> **Problem requirements**
Each entry below is to be extracted exactly.

> **Data to process**

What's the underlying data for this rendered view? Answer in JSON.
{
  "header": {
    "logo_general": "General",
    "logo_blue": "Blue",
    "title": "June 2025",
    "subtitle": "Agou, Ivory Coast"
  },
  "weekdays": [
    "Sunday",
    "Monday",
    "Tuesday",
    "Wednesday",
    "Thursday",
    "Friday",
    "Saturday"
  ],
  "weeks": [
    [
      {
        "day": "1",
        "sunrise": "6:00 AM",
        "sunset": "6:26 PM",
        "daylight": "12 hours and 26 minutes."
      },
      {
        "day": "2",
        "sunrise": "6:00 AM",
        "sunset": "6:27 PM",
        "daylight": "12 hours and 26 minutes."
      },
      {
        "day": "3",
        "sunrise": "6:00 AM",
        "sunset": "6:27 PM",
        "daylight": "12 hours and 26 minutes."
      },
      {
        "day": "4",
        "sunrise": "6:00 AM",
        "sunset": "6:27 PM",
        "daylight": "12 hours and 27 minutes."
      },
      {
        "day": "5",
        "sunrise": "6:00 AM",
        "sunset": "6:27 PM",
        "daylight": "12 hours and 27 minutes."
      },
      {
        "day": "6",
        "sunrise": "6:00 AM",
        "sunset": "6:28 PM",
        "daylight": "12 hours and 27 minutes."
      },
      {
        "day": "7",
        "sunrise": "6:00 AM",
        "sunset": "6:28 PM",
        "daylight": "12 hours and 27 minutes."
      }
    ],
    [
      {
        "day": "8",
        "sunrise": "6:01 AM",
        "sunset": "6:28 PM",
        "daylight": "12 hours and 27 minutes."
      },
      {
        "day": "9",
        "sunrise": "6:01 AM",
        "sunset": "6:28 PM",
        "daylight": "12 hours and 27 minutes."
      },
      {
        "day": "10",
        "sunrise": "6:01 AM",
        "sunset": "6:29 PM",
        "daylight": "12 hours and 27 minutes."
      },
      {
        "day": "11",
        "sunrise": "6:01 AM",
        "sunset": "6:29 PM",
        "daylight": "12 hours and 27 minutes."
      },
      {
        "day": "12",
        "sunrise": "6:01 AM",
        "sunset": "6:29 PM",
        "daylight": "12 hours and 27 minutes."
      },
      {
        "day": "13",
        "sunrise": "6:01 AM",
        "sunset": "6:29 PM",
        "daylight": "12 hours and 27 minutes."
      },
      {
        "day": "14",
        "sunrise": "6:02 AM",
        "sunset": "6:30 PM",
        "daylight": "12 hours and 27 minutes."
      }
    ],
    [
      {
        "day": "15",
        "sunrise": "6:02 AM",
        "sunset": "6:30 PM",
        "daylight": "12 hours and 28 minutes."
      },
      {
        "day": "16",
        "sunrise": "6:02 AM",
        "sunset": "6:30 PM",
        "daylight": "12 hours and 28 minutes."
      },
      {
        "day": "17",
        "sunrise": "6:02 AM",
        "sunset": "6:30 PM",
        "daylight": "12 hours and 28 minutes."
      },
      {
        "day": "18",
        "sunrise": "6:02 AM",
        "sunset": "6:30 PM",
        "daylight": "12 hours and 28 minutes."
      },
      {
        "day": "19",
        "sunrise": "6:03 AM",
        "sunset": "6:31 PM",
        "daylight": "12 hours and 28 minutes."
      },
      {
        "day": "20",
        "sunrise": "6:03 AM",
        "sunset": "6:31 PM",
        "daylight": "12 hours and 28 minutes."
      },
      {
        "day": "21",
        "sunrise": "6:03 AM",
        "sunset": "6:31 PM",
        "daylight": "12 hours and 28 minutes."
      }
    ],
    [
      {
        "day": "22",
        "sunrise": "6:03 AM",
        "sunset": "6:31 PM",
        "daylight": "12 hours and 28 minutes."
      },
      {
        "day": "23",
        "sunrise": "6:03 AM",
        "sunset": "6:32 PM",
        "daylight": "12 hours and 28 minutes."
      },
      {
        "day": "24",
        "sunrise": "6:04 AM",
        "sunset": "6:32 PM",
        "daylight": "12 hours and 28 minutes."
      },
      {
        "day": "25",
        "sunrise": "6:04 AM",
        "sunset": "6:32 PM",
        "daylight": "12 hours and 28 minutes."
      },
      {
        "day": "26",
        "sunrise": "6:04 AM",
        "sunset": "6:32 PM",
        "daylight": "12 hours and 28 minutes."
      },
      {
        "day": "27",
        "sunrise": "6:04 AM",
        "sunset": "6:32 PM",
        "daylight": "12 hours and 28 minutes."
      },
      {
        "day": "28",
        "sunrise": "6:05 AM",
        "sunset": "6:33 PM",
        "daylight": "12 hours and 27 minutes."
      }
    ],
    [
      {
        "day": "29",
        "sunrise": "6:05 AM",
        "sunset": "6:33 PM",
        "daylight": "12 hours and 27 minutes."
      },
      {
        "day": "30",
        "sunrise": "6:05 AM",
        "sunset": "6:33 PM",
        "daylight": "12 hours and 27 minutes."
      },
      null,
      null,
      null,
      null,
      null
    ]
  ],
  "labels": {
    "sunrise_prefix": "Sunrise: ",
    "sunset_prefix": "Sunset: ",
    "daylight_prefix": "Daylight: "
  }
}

> **Written reply**
What's the underlying data for this rendered view? Answer in JSON.
{
  "header": {
    "logo_general": "General",
    "logo_blue": "Blue",
    "title": "June 2025",
    "subtitle": "Agou, Ivory Coast"
  },
  "weekdays": [
    "Sunday",
    "Monday",
    "Tuesday",
    "Wednesday",
    "Thursday",
    "Friday",
    "Saturday"
  ],
  "weeks": [
    [
      {
        "day": "1",
        "sunrise": "6:00 AM",
        "sunset": "6:26 PM",
        "daylight": "12 hours and 26 minutes."
      },
      {
        "day": "2",
        "sunrise": "6:00 AM",
        "sunset": "6:27 PM",
        "daylight": "12 hours and 26 minutes."
      },
      {
        "day": "3",
        "sunrise": "6:00 AM",
        "sunset": "6:27 PM",
        "daylight": "12 hours and 26 minutes."
      },
      {
        "day": "4",
        "sunrise": "6:00 AM",
        "sunset": "6:27 PM",
        "daylight": "12 hours and 27 minutes."
      },
      {
        "day": "5",
        "sunrise": "6:00 AM",
        "sunset": "6:27 PM",
        "daylight": "12 hours and 27 minutes."
      },
      {
        "day": "6",
        "sunrise": "6:00 AM",
        "sunset": "6:28 PM",
        "daylight": "12 hours and 27 minutes."
      },
      {
        "day": "7",
        "sunrise": "6:00 AM",
        "sunset": "6:28 PM",
        "daylight": "12 hours and 27 minutes."
      }
    ],
    [
      {
        "day": "8",
        "sunrise": "6:01 AM",
        "sunset": "6:28 PM",
        "daylight": "12 hours and 27 minutes."
      },
      {
        "day": "9",
        "sunrise": "6:01 AM",
        "sunset": "6:28 PM",
        "daylight": "12 hours and 27 minutes."
      },
      {
        "day": "10",
        "sunrise": "6:01 AM",
        "sunset": "6:29 PM",
        "daylight": "12 hours and 27 minutes."
      },
      {
        "day": "11",
        "sunrise": "6:01 AM",
        "sunset": "6:29 PM",
        "daylight": "12 hours and 27 minutes."
      },
      {
        "day": "12",
        "sunrise": "6:01 AM",
        "sunset": "6:29 PM",
        "daylight": "12 hours and 27 minutes."
      },
      {
        "day": "13",
        "sunrise": "6:01 AM",
        "sunset": "6:29 PM",
        "daylight": "12 hours and 27 minutes."
      },
      {
        "day": "14",
        "sunrise": "6:02 AM",
        "sunset": "6:30 PM",
        "daylight": "12 hours and 27 minutes."
      }
    ],
    [
      {
        "day": "15",
        "sunrise": "6:02 AM",
        "sunset": "6:30 PM",
        "daylight": "12 hours and 28 minutes."
      },
      {
        "day": "16",
        "sunrise": "6:02 AM",
        "sunset": "6:30 PM",
        "daylight": "12 hours and 28 minutes."
      },
      {
        "day": "17",
        "sunrise": "6:02 AM",
        "sunset": "6:30 PM",
        "daylight": "12 hours and 28 minutes."
      },
      {
        "day": "18",
        "sunrise": "6:02 AM",
        "sunset": "6:30 PM",
        "daylight": "12 hours and 28 minutes."
      },
      {
        "day": "19",
        "sunrise": "6:03 AM",
        "sunset": "6:31 PM",
        "daylight": "12 hours and 28 minutes."
      },
      {
        "day": "20",
        "sunrise": "6:03 AM",
        "sunset": "6:31 PM",
        "daylight": "12 hours and 28 minutes."
      },
      {
        "day": "21",
        "sunrise": "6:03 AM",
        "sunset": "6:31 PM",
        "daylight": "12 hours and 28 minutes."
      }
    ],
    [
      {
        "day": "22",
        "sunrise": "6:03 AM",
        "sunset": "6:31 PM",
        "daylight": "12 hours and 28 minutes."
      },
      {
        "day": "23",
        "sunrise": "6:03 AM",
        "sunset": "6:32 PM",
        "daylight": "12 hours and 28 minutes."
      },
      {
        "day": "24",
        "sunrise": "6:04 AM",
        "sunset": "6:32 PM",
        "daylight": "12 hours and 28 minutes."
      },
      {
        "day": "25",
        "sunrise": "6:04 AM",
        "sunset": "6:32 PM",
        "daylight": "12 hours and 28 minutes."
      },
      {
        "day": "26",
        "sunrise": "6:04 AM",
        "sunset": "6:32 PM",
        "daylight": "12 hours and 28 minutes."
      },
      {
        "day": "27",
        "sunrise": "6:04 AM",
        "sunset": "6:32 PM",
        "daylight": "12 hours and 28 minutes."
      },
      {
        "day": "28",
        "sunrise": "6:05 AM",
        "sunset": "6:33 PM",
        "daylight": "12 hours and 27 minutes."
      }
    ],
    [
      {
        "day": "29",
        "sunrise": "6:05 AM",
        "sunset": "6:33 PM",
        "daylight": "12 hours and 27 minutes."
      },
      {
        "day": "30",
        "sunrise": "6:05 AM",
        "sunset": "6:33 PM",
        "daylight": "12 hours and 27 minutes."
      },
      null,
      null,
      null,
      null,
      null
    ]
  ],
  "labels": {
    "sunrise_prefix": "Sunrise: ",
    "sunset_prefix": "Sunset: ",
    "daylight_prefix": "Daylight: "
  }
}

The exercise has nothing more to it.